Start of Task material

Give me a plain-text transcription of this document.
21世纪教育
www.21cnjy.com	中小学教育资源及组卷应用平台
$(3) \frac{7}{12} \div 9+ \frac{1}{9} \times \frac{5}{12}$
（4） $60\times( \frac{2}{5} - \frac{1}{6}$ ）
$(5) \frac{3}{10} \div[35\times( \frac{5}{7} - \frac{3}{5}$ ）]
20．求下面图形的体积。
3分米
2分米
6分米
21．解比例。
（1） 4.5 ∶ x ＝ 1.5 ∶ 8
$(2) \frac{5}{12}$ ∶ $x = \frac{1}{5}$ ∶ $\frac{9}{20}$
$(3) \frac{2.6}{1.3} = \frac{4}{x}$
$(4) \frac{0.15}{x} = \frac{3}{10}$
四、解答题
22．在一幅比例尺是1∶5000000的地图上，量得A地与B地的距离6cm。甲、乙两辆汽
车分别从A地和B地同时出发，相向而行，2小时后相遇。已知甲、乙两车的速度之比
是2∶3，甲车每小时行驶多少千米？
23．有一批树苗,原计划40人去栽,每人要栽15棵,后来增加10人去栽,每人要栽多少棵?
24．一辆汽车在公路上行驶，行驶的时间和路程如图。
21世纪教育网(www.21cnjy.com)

End of Task material

## Task objective:
Transcribe the material above word for word.

## Result of the exercise:
Give me a plain-text transcription of this document.
21世纪教育
www.21cnjy.com	中小学教育资源及组卷应用平台
$(3) \frac{7}{12} \div 9+ \frac{1}{9} \times \frac{5}{12}$
（4） $60\times( \frac{2}{5} - \frac{1}{6}$ ）
$(5) \frac{3}{10} \div[35\times( \frac{5}{7} - \frac{3}{5}$ ）]
20．求下面图形的体积。
3分米
2分米
6分米
21．解比例。
（1） 4.5 ∶ x ＝ 1.5 ∶ 8
$(2) \frac{5}{12}$ ∶ $x = \frac{1}{5}$ ∶ $\frac{9}{20}$
$(3) \frac{2.6}{1.3} = \frac{4}{x}$
$(4) \frac{0.15}{x} = \frac{3}{10}$
四、解答题
22．在一幅比例尺是1∶5000000的地图上，量得A地与B地的距离6cm。甲、乙两辆汽
车分别从A地和B地同时出发，相向而行，2小时后相遇。已知甲、乙两车的速度之比
是2∶3，甲车每小时行驶多少千米？
23．有一批树苗,原计划40人去栽,每人要栽15棵,后来增加10人去栽,每人要栽多少棵?
24．一辆汽车在公路上行驶，行驶的时间和路程如图。
21世纪教育网(www.21cnjy.com)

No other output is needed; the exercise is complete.